• _Exercise input_

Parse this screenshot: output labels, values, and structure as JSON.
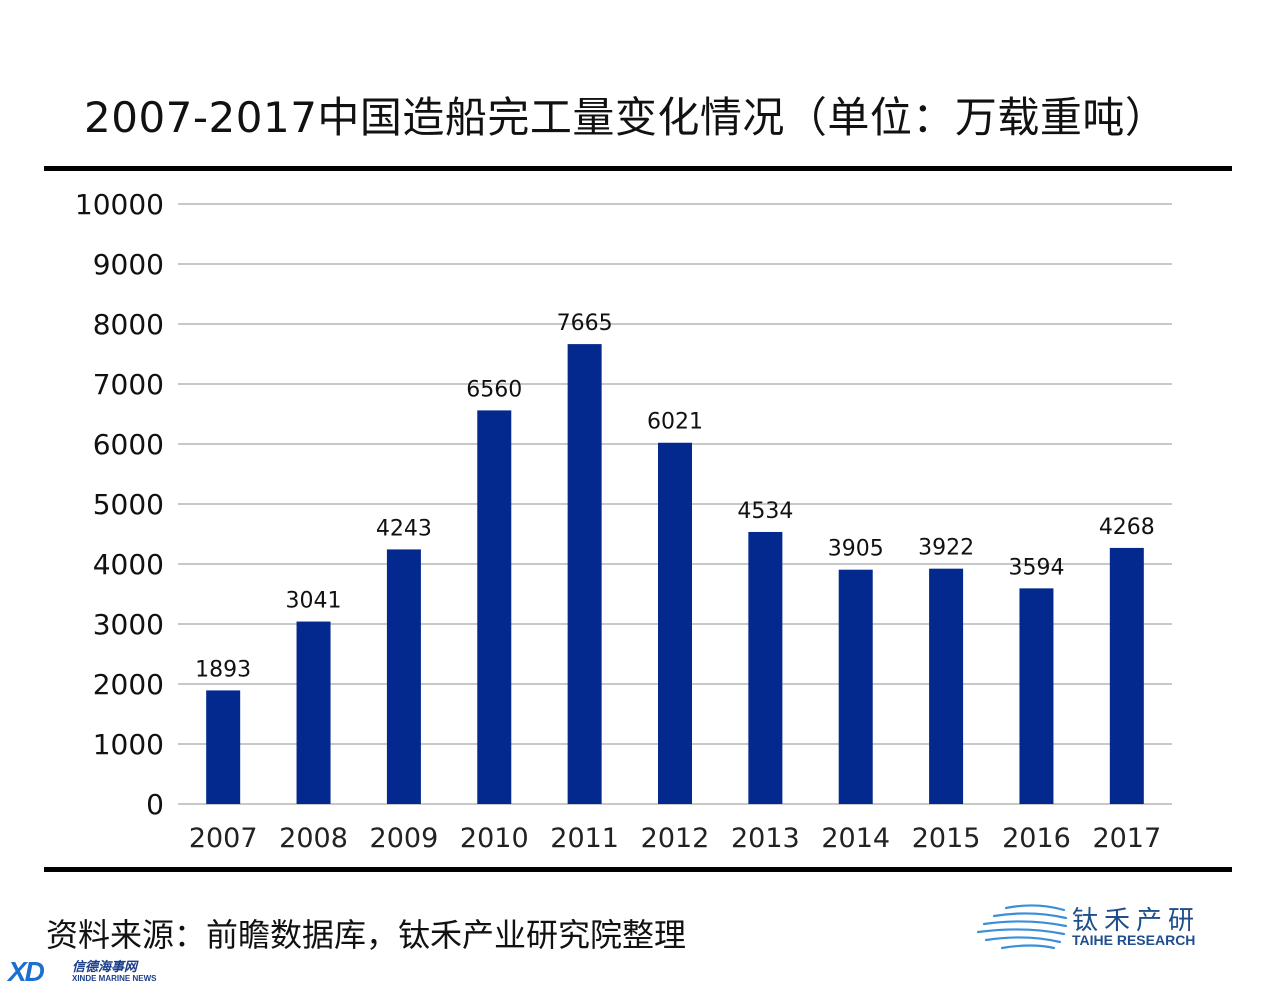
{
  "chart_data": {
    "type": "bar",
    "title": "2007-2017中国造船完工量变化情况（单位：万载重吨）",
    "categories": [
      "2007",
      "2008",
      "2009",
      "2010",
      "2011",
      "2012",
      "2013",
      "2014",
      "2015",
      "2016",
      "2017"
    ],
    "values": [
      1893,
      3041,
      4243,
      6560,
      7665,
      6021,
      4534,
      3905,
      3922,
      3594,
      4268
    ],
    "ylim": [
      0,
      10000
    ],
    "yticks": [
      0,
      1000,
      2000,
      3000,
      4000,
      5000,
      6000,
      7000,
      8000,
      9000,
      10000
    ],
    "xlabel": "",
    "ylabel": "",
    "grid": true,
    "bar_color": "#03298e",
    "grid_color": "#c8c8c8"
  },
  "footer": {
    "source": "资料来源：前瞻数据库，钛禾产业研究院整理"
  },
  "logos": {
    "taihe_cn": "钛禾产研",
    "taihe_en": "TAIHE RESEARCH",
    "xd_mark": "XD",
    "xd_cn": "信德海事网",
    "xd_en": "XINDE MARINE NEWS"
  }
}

• _Your instructions_
Your copy should match the entries exactly, minus the pictures.

• _Finished answer_
Parse this screenshot: output labels, values, and structure as JSON.
{
  "chart_data": {
    "type": "bar",
    "title": "2007-2017中国造船完工量变化情况（单位：万载重吨）",
    "categories": [
      "2007",
      "2008",
      "2009",
      "2010",
      "2011",
      "2012",
      "2013",
      "2014",
      "2015",
      "2016",
      "2017"
    ],
    "values": [
      1893,
      3041,
      4243,
      6560,
      7665,
      6021,
      4534,
      3905,
      3922,
      3594,
      4268
    ],
    "ylim": [
      0,
      10000
    ],
    "yticks": [
      0,
      1000,
      2000,
      3000,
      4000,
      5000,
      6000,
      7000,
      8000,
      9000,
      10000
    ],
    "xlabel": "",
    "ylabel": "",
    "grid": true,
    "bar_color": "#03298e",
    "grid_color": "#c8c8c8"
  },
  "footer": {
    "source": "资料来源：前瞻数据库，钛禾产业研究院整理"
  },
  "logos": {
    "taihe_cn": "钛禾产研",
    "taihe_en": "TAIHE RESEARCH",
    "xd_mark": "XD",
    "xd_cn": "信德海事网",
    "xd_en": "XINDE MARINE NEWS"
  }
}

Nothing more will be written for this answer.